Problem to work on
Repeat all of the records verbatim.
-- Begin Provided information --
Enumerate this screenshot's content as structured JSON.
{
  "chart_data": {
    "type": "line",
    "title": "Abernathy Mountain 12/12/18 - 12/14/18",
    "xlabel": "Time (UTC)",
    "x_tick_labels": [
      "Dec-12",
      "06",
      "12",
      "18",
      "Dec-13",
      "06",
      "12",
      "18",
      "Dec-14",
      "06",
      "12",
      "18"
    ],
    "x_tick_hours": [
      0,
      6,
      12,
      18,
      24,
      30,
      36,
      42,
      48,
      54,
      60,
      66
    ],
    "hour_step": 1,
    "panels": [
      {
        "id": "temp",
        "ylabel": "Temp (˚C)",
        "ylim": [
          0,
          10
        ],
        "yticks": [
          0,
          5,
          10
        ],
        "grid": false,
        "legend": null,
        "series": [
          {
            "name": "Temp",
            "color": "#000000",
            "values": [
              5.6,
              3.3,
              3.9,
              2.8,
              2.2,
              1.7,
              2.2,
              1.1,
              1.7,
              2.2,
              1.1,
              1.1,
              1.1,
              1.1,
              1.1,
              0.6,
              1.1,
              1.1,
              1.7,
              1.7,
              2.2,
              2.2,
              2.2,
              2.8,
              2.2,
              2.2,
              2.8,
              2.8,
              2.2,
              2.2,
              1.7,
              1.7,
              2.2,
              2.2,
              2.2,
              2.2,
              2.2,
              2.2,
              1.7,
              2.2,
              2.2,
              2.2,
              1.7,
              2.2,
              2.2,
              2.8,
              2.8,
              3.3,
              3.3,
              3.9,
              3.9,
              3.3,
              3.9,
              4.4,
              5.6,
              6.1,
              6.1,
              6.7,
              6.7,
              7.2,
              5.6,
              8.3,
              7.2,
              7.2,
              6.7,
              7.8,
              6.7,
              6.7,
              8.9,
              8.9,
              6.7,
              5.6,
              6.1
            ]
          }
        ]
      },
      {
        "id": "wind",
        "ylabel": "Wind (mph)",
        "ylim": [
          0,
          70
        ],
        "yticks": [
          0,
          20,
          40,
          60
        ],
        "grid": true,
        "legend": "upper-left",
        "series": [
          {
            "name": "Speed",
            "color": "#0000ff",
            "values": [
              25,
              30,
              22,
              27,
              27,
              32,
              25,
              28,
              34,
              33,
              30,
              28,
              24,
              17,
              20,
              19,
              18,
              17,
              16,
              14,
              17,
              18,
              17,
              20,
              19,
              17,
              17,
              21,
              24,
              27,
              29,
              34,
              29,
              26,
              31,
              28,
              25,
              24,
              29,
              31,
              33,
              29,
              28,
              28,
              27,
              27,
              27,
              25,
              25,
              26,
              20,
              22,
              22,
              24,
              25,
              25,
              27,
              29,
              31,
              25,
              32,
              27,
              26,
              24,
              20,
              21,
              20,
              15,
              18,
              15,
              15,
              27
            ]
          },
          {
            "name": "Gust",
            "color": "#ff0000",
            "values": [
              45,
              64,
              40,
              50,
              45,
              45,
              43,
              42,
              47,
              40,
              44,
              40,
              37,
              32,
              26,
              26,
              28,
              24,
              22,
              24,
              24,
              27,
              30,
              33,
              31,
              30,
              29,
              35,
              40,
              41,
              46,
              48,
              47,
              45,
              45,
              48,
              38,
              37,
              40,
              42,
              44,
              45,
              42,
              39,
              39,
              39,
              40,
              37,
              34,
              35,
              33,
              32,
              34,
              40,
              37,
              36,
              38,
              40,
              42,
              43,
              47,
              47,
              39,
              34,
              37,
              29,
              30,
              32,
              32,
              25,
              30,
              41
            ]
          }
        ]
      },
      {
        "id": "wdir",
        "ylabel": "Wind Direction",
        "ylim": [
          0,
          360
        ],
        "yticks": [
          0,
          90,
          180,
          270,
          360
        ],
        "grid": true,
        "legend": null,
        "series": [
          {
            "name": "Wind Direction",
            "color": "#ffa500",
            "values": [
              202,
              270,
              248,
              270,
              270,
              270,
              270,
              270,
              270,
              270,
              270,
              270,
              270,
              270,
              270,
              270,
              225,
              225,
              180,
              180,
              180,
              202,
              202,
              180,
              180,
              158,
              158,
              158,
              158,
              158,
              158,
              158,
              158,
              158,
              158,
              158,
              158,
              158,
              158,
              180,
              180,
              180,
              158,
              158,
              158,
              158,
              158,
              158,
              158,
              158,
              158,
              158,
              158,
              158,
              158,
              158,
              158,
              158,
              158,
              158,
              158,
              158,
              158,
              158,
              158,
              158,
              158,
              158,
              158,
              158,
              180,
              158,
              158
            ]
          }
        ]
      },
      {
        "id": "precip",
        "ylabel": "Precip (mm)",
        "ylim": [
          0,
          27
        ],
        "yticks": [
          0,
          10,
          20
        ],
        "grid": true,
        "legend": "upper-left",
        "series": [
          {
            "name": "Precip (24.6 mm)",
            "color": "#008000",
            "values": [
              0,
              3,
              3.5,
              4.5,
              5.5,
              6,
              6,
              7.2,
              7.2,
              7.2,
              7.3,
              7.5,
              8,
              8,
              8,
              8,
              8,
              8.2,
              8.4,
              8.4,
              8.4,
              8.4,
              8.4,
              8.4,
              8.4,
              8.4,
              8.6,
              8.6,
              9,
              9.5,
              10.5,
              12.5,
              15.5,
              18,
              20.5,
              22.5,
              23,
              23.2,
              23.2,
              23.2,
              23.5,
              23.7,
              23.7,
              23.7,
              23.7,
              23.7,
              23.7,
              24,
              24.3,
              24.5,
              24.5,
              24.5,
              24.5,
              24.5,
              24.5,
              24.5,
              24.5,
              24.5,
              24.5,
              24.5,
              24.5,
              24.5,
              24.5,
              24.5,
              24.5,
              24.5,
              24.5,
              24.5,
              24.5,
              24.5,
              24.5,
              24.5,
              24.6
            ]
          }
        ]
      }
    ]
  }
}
-- End Provided information --
Response to the task
Enumerate this screenshot's content as structured JSON.
{
  "chart_data": {
    "type": "line",
    "title": "Abernathy Mountain 12/12/18 - 12/14/18",
    "xlabel": "Time (UTC)",
    "x_tick_labels": [
      "Dec-12",
      "06",
      "12",
      "18",
      "Dec-13",
      "06",
      "12",
      "18",
      "Dec-14",
      "06",
      "12",
      "18"
    ],
    "x_tick_hours": [
      0,
      6,
      12,
      18,
      24,
      30,
      36,
      42,
      48,
      54,
      60,
      66
    ],
    "hour_step": 1,
    "panels": [
      {
        "id": "temp",
        "ylabel": "Temp (˚C)",
        "ylim": [
          0,
          10
        ],
        "yticks": [
          0,
          5,
          10
        ],
        "grid": false,
        "legend": null,
        "series": [
          {
            "name": "Temp",
            "color": "#000000",
            "values": [
              5.6,
              3.3,
              3.9,
              2.8,
              2.2,
              1.7,
              2.2,
              1.1,
              1.7,
              2.2,
              1.1,
              1.1,
              1.1,
              1.1,
              1.1,
              0.6,
              1.1,
              1.1,
              1.7,
              1.7,
              2.2,
              2.2,
              2.2,
              2.8,
              2.2,
              2.2,
              2.8,
              2.8,
              2.2,
              2.2,
              1.7,
              1.7,
              2.2,
              2.2,
              2.2,
              2.2,
              2.2,
              2.2,
              1.7,
              2.2,
              2.2,
              2.2,
              1.7,
              2.2,
              2.2,
              2.8,
              2.8,
              3.3,
              3.3,
              3.9,
              3.9,
              3.3,
              3.9,
              4.4,
              5.6,
              6.1,
              6.1,
              6.7,
              6.7,
              7.2,
              5.6,
              8.3,
              7.2,
              7.2,
              6.7,
              7.8,
              6.7,
              6.7,
              8.9,
              8.9,
              6.7,
              5.6,
              6.1
            ]
          }
        ]
      },
      {
        "id": "wind",
        "ylabel": "Wind (mph)",
        "ylim": [
          0,
          70
        ],
        "yticks": [
          0,
          20,
          40,
          60
        ],
        "grid": true,
        "legend": "upper-left",
        "series": [
          {
            "name": "Speed",
            "color": "#0000ff",
            "values": [
              25,
              30,
              22,
              27,
              27,
              32,
              25,
              28,
              34,
              33,
              30,
              28,
              24,
              17,
              20,
              19,
              18,
              17,
              16,
              14,
              17,
              18,
              17,
              20,
              19,
              17,
              17,
              21,
              24,
              27,
              29,
              34,
              29,
              26,
              31,
              28,
              25,
              24,
              29,
              31,
              33,
              29,
              28,
              28,
              27,
              27,
              27,
              25,
              25,
              26,
              20,
              22,
              22,
              24,
              25,
              25,
              27,
              29,
              31,
              25,
              32,
              27,
              26,
              24,
              20,
              21,
              20,
              15,
              18,
              15,
              15,
              27
            ]
          },
          {
            "name": "Gust",
            "color": "#ff0000",
            "values": [
              45,
              64,
              40,
              50,
              45,
              45,
              43,
              42,
              47,
              40,
              44,
              40,
              37,
              32,
              26,
              26,
              28,
              24,
              22,
              24,
              24,
              27,
              30,
              33,
              31,
              30,
              29,
              35,
              40,
              41,
              46,
              48,
              47,
              45,
              45,
              48,
              38,
              37,
              40,
              42,
              44,
              45,
              42,
              39,
              39,
              39,
              40,
              37,
              34,
              35,
              33,
              32,
              34,
              40,
              37,
              36,
              38,
              40,
              42,
              43,
              47,
              47,
              39,
              34,
              37,
              29,
              30,
              32,
              32,
              25,
              30,
              41
            ]
          }
        ]
      },
      {
        "id": "wdir",
        "ylabel": "Wind Direction",
        "ylim": [
          0,
          360
        ],
        "yticks": [
          0,
          90,
          180,
          270,
          360
        ],
        "grid": true,
        "legend": null,
        "series": [
          {
            "name": "Wind Direction",
            "color": "#ffa500",
            "values": [
              202,
              270,
              248,
              270,
              270,
              270,
              270,
              270,
              270,
              270,
              270,
              270,
              270,
              270,
              270,
              270,
              225,
              225,
              180,
              180,
              180,
              202,
              202,
              180,
              180,
              158,
              158,
              158,
              158,
              158,
              158,
              158,
              158,
              158,
              158,
              158,
              158,
              158,
              158,
              180,
              180,
              180,
              158,
              158,
              158,
              158,
              158,
              158,
              158,
              158,
              158,
              158,
              158,
              158,
              158,
              158,
              158,
              158,
              158,
              158,
              158,
              158,
              158,
              158,
              158,
              158,
              158,
              158,
              158,
              158,
              180,
              158,
              158
            ]
          }
        ]
      },
      {
        "id": "precip",
        "ylabel": "Precip (mm)",
        "ylim": [
          0,
          27
        ],
        "yticks": [
          0,
          10,
          20
        ],
        "grid": true,
        "legend": "upper-left",
        "series": [
          {
            "name": "Precip (24.6 mm)",
            "color": "#008000",
            "values": [
              0,
              3,
              3.5,
              4.5,
              5.5,
              6,
              6,
              7.2,
              7.2,
              7.2,
              7.3,
              7.5,
              8,
              8,
              8,
              8,
              8,
              8.2,
              8.4,
              8.4,
              8.4,
              8.4,
              8.4,
              8.4,
              8.4,
              8.4,
              8.6,
              8.6,
              9,
              9.5,
              10.5,
              12.5,
              15.5,
              18,
              20.5,
              22.5,
              23,
              23.2,
              23.2,
              23.2,
              23.5,
              23.7,
              23.7,
              23.7,
              23.7,
              23.7,
              23.7,
              24,
              24.3,
              24.5,
              24.5,
              24.5,
              24.5,
              24.5,
              24.5,
              24.5,
              24.5,
              24.5,
              24.5,
              24.5,
              24.5,
              24.5,
              24.5,
              24.5,
              24.5,
              24.5,
              24.5,
              24.5,
              24.5,
              24.5,
              24.5,
              24.5,
              24.6
            ]
          }
        ]
      }
    ]
  }
}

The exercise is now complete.